[Rows from a figure dataset]

──────────────────────────────

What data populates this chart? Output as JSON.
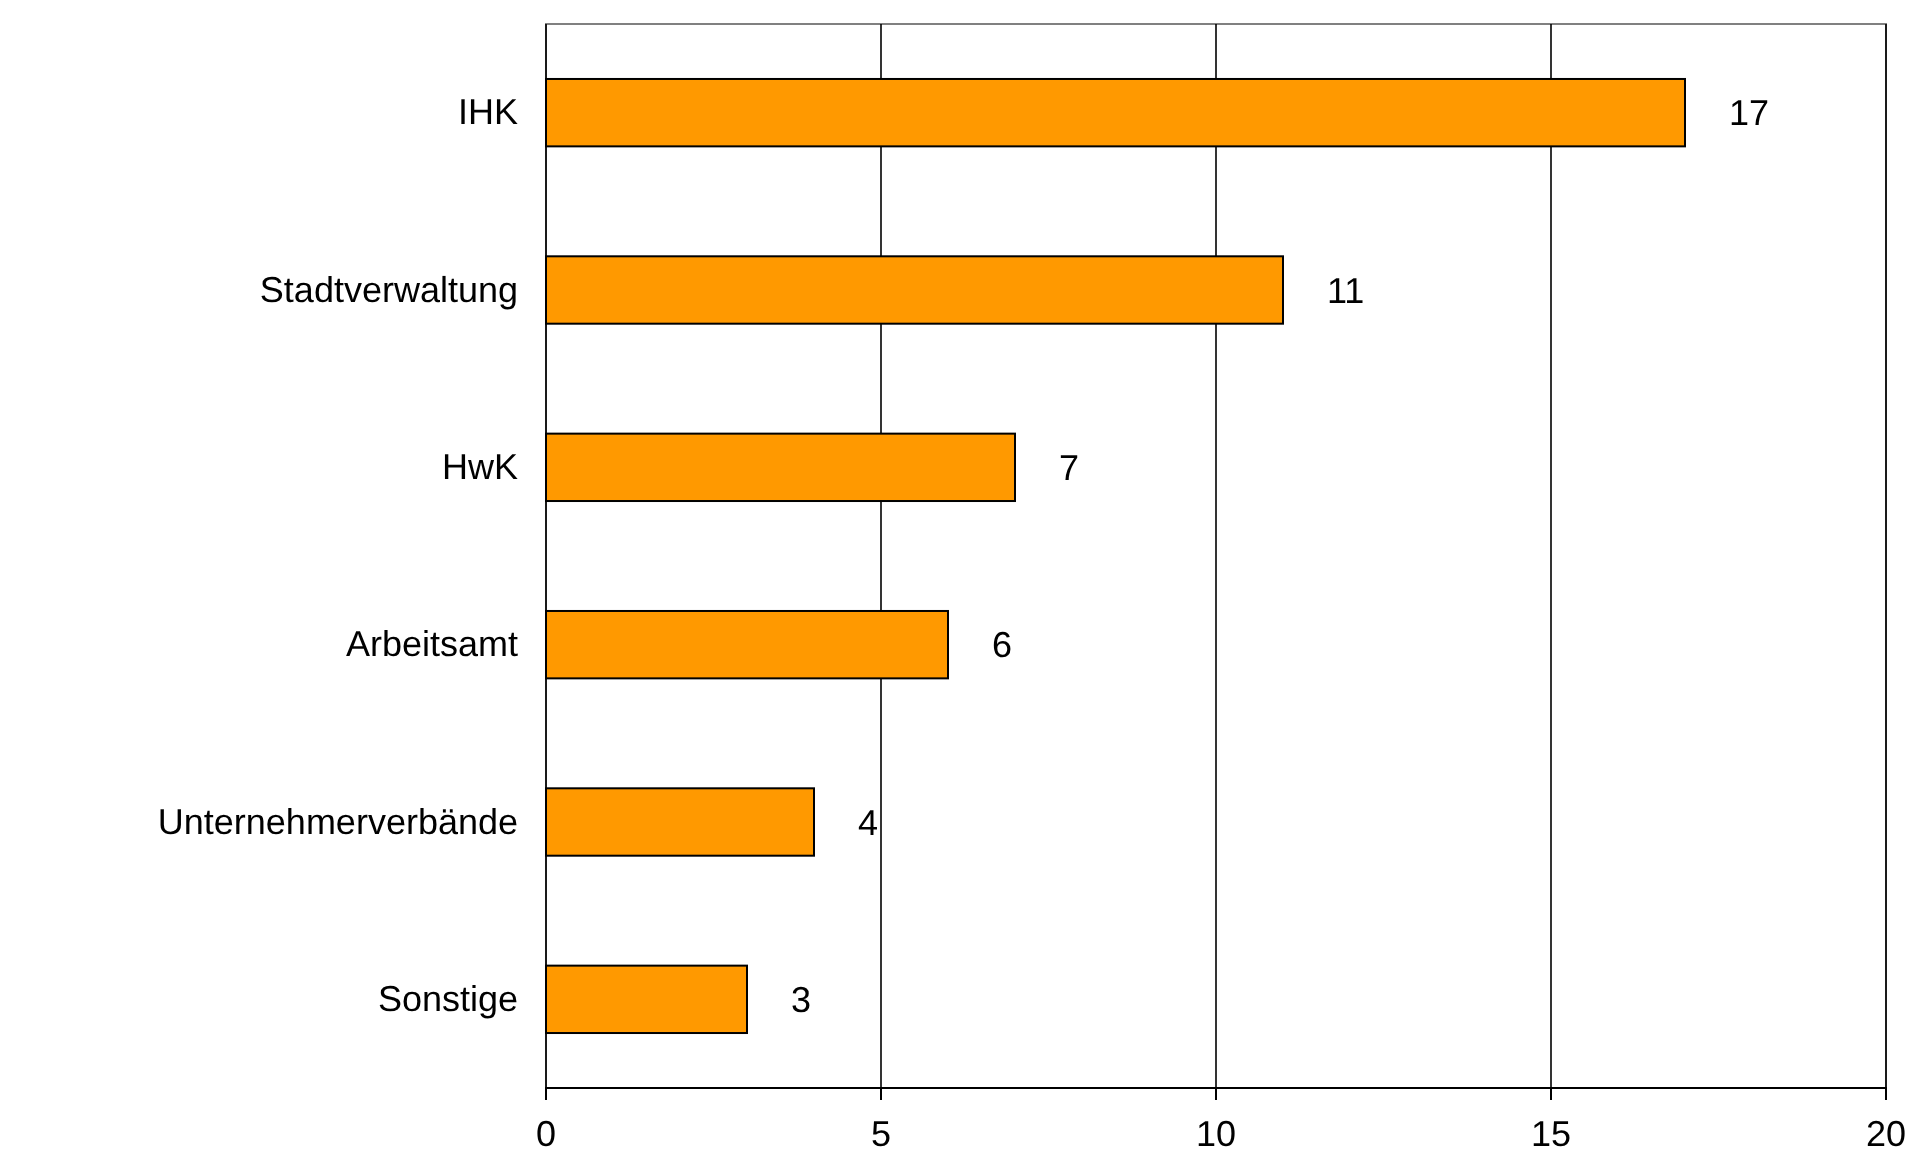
{
  "chart_data": {
    "type": "bar",
    "orientation": "horizontal",
    "categories": [
      "IHK",
      "Stadtverwaltung",
      "HwK",
      "Arbeitsamt",
      "Unternehmerverbände",
      "Sonstige"
    ],
    "values": [
      17,
      11,
      7,
      6,
      4,
      3
    ],
    "color": "#ff9900",
    "xlim": [
      0,
      20
    ],
    "xticks": [
      0,
      5,
      10,
      15,
      20
    ],
    "grid": "x",
    "data_labels": true
  }
}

──────────────────────────────

Copy out all the entries exactly. Images stay out of the copy.

— Response —
What data populates this chart? Output as JSON.
{
  "chart_data": {
    "type": "bar",
    "orientation": "horizontal",
    "categories": [
      "IHK",
      "Stadtverwaltung",
      "HwK",
      "Arbeitsamt",
      "Unternehmerverbände",
      "Sonstige"
    ],
    "values": [
      17,
      11,
      7,
      6,
      4,
      3
    ],
    "color": "#ff9900",
    "xlim": [
      0,
      20
    ],
    "xticks": [
      0,
      5,
      10,
      15,
      20
    ],
    "grid": "x",
    "data_labels": true
  }
}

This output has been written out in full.